### TASK INSTRUCTIONS
Substitute "Comment" for "Bình luận" everywhere in the listing from its first line down through the line containing "photo-viewer: Ảnh của", keeping everything else the same. Give back only those lines.

### DATASET EXTRACT

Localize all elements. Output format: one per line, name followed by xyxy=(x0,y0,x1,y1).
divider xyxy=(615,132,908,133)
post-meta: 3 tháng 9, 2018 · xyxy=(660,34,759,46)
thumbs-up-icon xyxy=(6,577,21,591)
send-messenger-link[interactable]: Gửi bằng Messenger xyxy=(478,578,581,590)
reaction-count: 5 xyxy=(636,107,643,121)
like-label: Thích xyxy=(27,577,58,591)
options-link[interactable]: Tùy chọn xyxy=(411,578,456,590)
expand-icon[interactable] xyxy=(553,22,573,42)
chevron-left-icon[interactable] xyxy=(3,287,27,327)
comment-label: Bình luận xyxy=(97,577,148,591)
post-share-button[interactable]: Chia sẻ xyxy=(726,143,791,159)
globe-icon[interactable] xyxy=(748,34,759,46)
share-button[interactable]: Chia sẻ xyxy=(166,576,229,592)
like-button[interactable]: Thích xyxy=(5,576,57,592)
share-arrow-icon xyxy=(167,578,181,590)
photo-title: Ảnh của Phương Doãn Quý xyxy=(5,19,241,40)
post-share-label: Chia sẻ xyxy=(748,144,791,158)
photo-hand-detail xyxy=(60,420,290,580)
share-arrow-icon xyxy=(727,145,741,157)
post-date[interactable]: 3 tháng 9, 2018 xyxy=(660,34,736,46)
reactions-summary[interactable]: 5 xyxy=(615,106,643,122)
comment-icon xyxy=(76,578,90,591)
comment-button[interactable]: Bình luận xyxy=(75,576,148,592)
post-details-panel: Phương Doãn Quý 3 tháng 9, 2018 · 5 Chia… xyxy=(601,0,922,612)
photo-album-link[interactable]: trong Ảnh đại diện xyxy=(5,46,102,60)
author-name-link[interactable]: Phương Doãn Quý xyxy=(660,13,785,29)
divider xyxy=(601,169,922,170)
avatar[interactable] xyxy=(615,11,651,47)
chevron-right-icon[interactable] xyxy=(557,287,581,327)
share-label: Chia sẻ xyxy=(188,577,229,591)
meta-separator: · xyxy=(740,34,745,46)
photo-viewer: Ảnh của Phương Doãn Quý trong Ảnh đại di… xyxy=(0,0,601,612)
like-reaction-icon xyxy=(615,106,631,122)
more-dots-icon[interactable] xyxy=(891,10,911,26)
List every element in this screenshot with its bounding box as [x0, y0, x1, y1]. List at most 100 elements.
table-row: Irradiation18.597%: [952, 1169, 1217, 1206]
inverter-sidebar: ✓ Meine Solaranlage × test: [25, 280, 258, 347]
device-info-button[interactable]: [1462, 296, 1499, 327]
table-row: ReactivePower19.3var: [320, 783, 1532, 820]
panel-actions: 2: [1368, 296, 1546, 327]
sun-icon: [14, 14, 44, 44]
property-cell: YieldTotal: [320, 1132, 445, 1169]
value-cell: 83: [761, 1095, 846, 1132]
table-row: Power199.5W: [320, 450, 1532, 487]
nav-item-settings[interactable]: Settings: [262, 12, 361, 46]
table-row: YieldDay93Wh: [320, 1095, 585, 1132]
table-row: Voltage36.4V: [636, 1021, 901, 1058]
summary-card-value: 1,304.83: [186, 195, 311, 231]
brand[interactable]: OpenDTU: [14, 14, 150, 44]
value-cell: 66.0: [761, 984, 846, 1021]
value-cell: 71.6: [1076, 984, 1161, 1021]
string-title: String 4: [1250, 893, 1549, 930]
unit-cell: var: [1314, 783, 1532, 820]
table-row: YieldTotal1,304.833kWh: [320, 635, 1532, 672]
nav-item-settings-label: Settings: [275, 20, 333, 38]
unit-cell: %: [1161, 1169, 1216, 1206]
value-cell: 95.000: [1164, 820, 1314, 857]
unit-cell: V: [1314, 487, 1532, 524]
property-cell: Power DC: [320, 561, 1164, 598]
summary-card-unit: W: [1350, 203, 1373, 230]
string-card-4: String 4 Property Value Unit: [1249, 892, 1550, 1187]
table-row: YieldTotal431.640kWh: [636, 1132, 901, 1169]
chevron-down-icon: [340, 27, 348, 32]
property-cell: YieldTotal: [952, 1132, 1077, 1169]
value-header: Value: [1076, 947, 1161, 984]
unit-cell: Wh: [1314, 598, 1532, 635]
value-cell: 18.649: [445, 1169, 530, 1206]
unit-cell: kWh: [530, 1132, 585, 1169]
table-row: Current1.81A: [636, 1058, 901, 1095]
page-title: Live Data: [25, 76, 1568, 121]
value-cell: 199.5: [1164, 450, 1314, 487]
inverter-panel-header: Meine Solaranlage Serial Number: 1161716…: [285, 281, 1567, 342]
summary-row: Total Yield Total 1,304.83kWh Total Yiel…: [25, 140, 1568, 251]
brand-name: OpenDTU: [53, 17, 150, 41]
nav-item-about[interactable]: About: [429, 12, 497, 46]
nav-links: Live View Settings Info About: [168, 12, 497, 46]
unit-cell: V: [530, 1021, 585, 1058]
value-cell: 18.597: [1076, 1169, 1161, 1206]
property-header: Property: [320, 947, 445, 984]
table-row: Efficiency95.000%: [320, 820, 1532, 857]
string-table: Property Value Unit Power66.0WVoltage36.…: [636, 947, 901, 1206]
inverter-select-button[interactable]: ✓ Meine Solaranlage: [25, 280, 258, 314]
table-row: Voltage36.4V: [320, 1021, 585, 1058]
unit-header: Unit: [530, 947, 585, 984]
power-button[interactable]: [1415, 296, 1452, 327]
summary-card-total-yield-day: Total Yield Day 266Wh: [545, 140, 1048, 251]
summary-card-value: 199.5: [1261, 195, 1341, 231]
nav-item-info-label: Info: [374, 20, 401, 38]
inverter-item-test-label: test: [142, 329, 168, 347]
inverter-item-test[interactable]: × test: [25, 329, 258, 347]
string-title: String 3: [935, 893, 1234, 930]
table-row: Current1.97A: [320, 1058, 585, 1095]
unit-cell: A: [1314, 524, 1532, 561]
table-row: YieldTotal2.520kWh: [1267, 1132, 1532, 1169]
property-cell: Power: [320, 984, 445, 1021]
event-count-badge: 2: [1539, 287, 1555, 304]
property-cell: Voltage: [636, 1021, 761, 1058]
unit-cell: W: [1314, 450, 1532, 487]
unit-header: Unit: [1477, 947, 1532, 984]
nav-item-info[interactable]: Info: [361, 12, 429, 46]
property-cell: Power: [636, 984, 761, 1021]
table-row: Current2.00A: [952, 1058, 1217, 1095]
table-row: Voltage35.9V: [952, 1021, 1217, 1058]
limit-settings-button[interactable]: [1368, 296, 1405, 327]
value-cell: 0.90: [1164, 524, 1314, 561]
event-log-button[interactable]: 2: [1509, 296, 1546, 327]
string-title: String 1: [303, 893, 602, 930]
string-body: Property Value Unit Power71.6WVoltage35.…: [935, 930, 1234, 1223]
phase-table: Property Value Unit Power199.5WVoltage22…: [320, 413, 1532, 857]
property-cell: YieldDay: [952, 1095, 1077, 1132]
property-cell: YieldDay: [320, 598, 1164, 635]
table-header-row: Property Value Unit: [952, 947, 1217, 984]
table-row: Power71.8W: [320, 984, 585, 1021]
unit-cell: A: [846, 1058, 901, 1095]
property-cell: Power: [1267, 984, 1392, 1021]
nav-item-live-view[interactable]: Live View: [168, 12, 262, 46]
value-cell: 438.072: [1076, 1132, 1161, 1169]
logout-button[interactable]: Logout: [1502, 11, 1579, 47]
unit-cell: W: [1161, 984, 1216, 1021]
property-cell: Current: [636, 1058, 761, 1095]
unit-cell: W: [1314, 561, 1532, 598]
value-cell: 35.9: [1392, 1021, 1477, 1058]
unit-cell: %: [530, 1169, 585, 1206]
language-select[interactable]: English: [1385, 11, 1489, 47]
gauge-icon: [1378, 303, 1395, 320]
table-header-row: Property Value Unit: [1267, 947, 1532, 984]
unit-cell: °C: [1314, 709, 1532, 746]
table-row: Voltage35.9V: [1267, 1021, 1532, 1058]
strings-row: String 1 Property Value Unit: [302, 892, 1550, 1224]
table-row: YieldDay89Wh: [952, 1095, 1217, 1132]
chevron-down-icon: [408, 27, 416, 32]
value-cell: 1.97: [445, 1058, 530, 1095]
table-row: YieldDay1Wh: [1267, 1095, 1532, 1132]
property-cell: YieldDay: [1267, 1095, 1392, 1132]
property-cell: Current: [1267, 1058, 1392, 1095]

### WRITTEN ANSWER
Localize all elements. Output format: one per line, name followed by xyxy=(x0,y0,x1,y1).
divider xyxy=(615,132,908,133)
post-meta: 3 tháng 9, 2018 · xyxy=(660,34,759,46)
thumbs-up-icon xyxy=(6,577,21,591)
send-messenger-link[interactable]: Gửi bằng Messenger xyxy=(478,578,581,590)
reaction-count: 5 xyxy=(636,107,643,121)
like-label: Thích xyxy=(27,577,58,591)
options-link[interactable]: Tùy chọn xyxy=(411,578,456,590)
expand-icon[interactable] xyxy=(553,22,573,42)
chevron-left-icon[interactable] xyxy=(3,287,27,327)
comment-label: Comment xyxy=(97,577,148,591)
post-share-button[interactable]: Chia sẻ xyxy=(726,143,791,159)
globe-icon[interactable] xyxy=(748,34,759,46)
share-button[interactable]: Chia sẻ xyxy=(166,576,229,592)
like-button[interactable]: Thích xyxy=(5,576,57,592)
share-arrow-icon xyxy=(167,578,181,590)
photo-title: Ảnh của Phương Doãn Quý xyxy=(5,19,241,40)
post-share-label: Chia sẻ xyxy=(748,144,791,158)
photo-hand-detail xyxy=(60,420,290,580)
share-arrow-icon xyxy=(727,145,741,157)
post-date[interactable]: 3 tháng 9, 2018 xyxy=(660,34,736,46)
reactions-summary[interactable]: 5 xyxy=(615,106,643,122)
comment-icon xyxy=(76,578,90,591)
comment-button[interactable]: Comment xyxy=(75,576,148,592)
post-details-panel: Phương Doãn Quý 3 tháng 9, 2018 · 5 Chia… xyxy=(601,0,922,612)
photo-album-link[interactable]: trong Ảnh đại diện xyxy=(5,46,102,60)
author-name-link[interactable]: Phương Doãn Quý xyxy=(660,13,785,29)
divider xyxy=(601,169,922,170)
avatar[interactable] xyxy=(615,11,651,47)
chevron-right-icon[interactable] xyxy=(557,287,581,327)
share-label: Chia sẻ xyxy=(188,577,229,591)
meta-separator: · xyxy=(740,34,745,46)
photo-viewer: Ảnh của Phương Doãn Quý trong Ảnh đại di… xyxy=(0,0,601,612)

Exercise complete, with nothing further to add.